§ Records shown:
┌────────

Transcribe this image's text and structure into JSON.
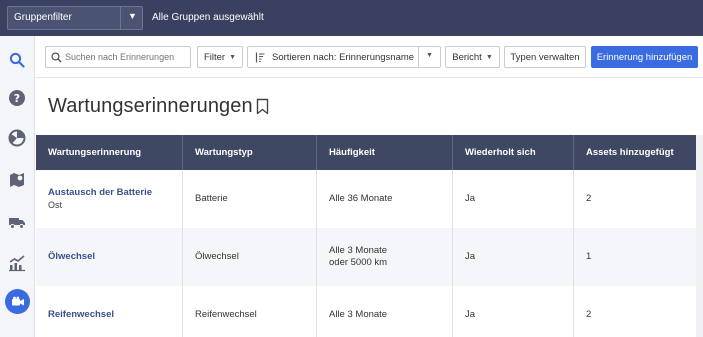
{
  "topbar": {
    "group_filter_label": "Gruppenfilter",
    "group_status": "Alle Gruppen ausgewählt"
  },
  "sidebar": {
    "items": [
      {
        "icon": "search-icon"
      },
      {
        "icon": "help-icon"
      },
      {
        "icon": "pie-chart-icon"
      },
      {
        "icon": "map-icon"
      },
      {
        "icon": "truck-icon"
      },
      {
        "icon": "trend-chart-icon"
      },
      {
        "icon": "video-camera-icon",
        "active": true
      }
    ]
  },
  "toolbar": {
    "search_placeholder": "Suchen nach Erinnerungen",
    "filter_label": "Filter",
    "sort_label": "Sortieren nach:  Erinnerungsname",
    "report_label": "Bericht",
    "types_label": "Typen verwalten",
    "add_label": "Erinnerung hinzufügen"
  },
  "page": {
    "title": "Wartungserinnerungen"
  },
  "table": {
    "columns": [
      "Wartungserinnerung",
      "Wartungstyp",
      "Häufigkeit",
      "Wiederholt sich",
      "Assets hinzugefügt"
    ],
    "rows": [
      {
        "name": "Austausch der Batterie",
        "sub": "Ost",
        "type": "Batterie",
        "freq1": "Alle 36 Monate",
        "freq2": "",
        "repeats": "Ja",
        "assets": "2"
      },
      {
        "name": "Ölwechsel",
        "sub": "",
        "type": "Ölwechsel",
        "freq1": "Alle 3 Monate",
        "freq2": "oder 5000 km",
        "repeats": "Ja",
        "assets": "1"
      },
      {
        "name": "Reifenwechsel",
        "sub": "",
        "type": "Reifenwechsel",
        "freq1": "Alle 3 Monate",
        "freq2": "",
        "repeats": "Ja",
        "assets": "2"
      }
    ]
  },
  "colors": {
    "topbar": "#3a4160",
    "accent": "#3b6be0",
    "table_header": "#3f4862",
    "link": "#3b4f8c"
  }
}
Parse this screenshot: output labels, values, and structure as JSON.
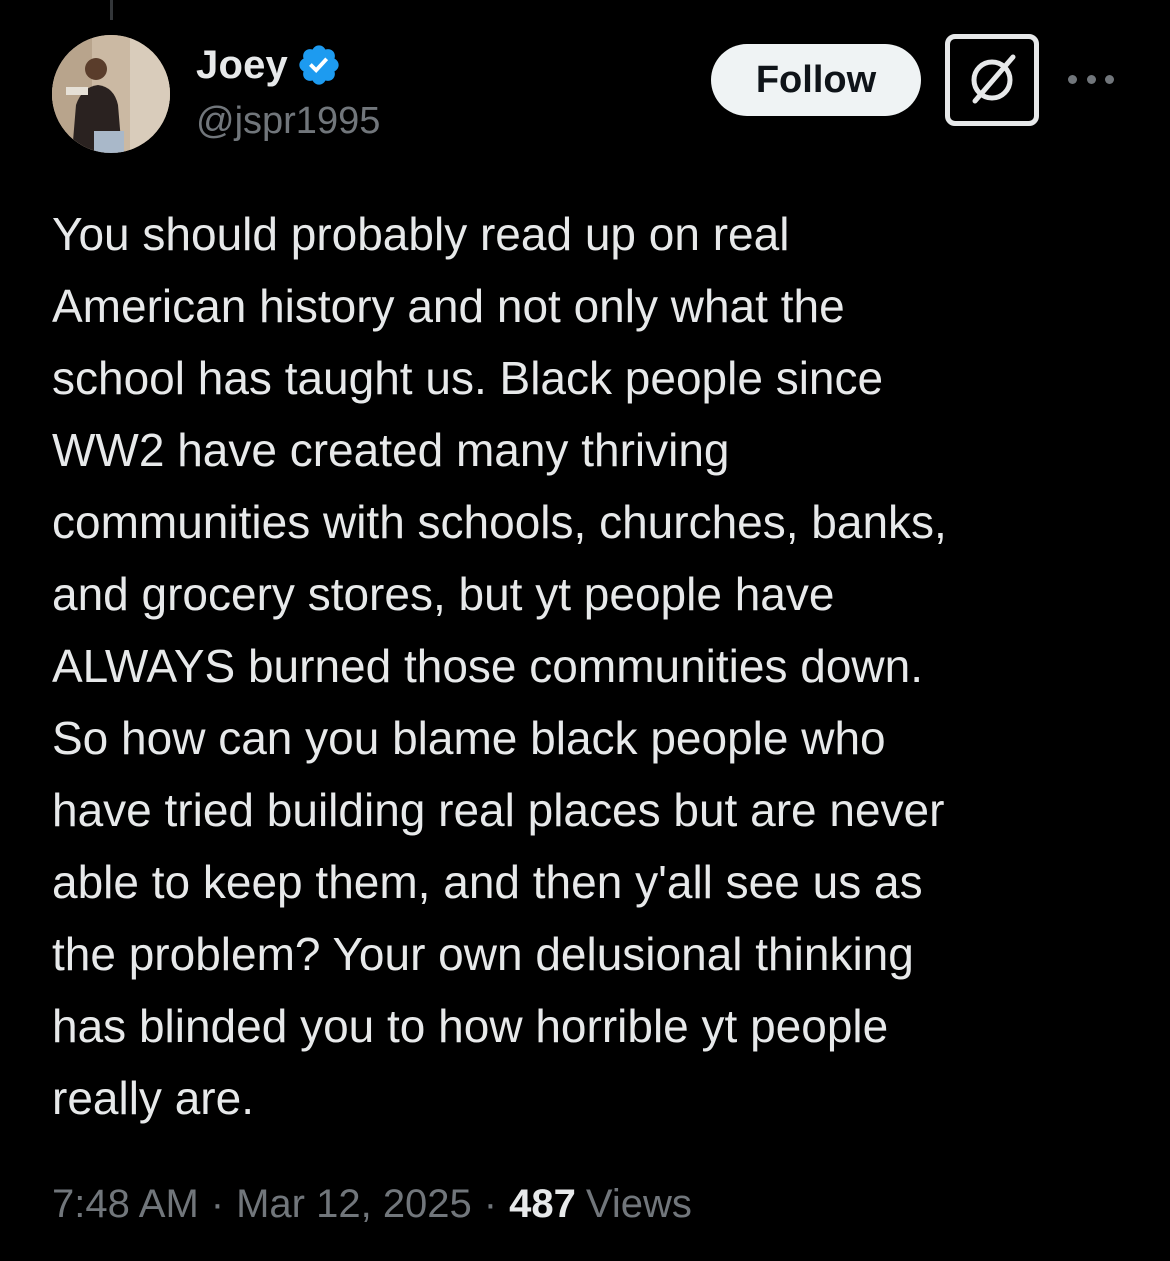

└────────

§ Aim: Transcribe all of the material exactly, leaving out whatever pictures it contains.

§ Written answer:
Transcribe this image's text and structure into JSON.
{
  "topbar": {
    "group_filter_label": "Gruppenfilter",
    "group_status": "Alle Gruppen ausgewählt"
  },
  "sidebar": {
    "items": [
      {
        "icon": "search-icon"
      },
      {
        "icon": "help-icon"
      },
      {
        "icon": "pie-chart-icon"
      },
      {
        "icon": "map-icon"
      },
      {
        "icon": "truck-icon"
      },
      {
        "icon": "trend-chart-icon"
      },
      {
        "icon": "video-camera-icon",
        "active": true
      }
    ]
  },
  "toolbar": {
    "search_placeholder": "Suchen nach Erinnerungen",
    "filter_label": "Filter",
    "sort_label": "Sortieren nach:  Erinnerungsname",
    "report_label": "Bericht",
    "types_label": "Typen verwalten",
    "add_label": "Erinnerung hinzufügen"
  },
  "page": {
    "title": "Wartungserinnerungen"
  },
  "table": {
    "columns": [
      "Wartungserinnerung",
      "Wartungstyp",
      "Häufigkeit",
      "Wiederholt sich",
      "Assets hinzugefügt"
    ],
    "rows": [
      {
        "name": "Austausch der Batterie",
        "sub": "Ost",
        "type": "Batterie",
        "freq1": "Alle 36 Monate",
        "freq2": "",
        "repeats": "Ja",
        "assets": "2"
      },
      {
        "name": "Ölwechsel",
        "sub": "",
        "type": "Ölwechsel",
        "freq1": "Alle 3 Monate",
        "freq2": "oder 5000 km",
        "repeats": "Ja",
        "assets": "1"
      },
      {
        "name": "Reifenwechsel",
        "sub": "",
        "type": "Reifenwechsel",
        "freq1": "Alle 3 Monate",
        "freq2": "",
        "repeats": "Ja",
        "assets": "2"
      }
    ]
  },
  "colors": {
    "topbar": "#3a4160",
    "accent": "#3b6be0",
    "table_header": "#3f4862",
    "link": "#3b4f8c"
  }
}
Parse this screenshot: output labels, values, and structure as JSON.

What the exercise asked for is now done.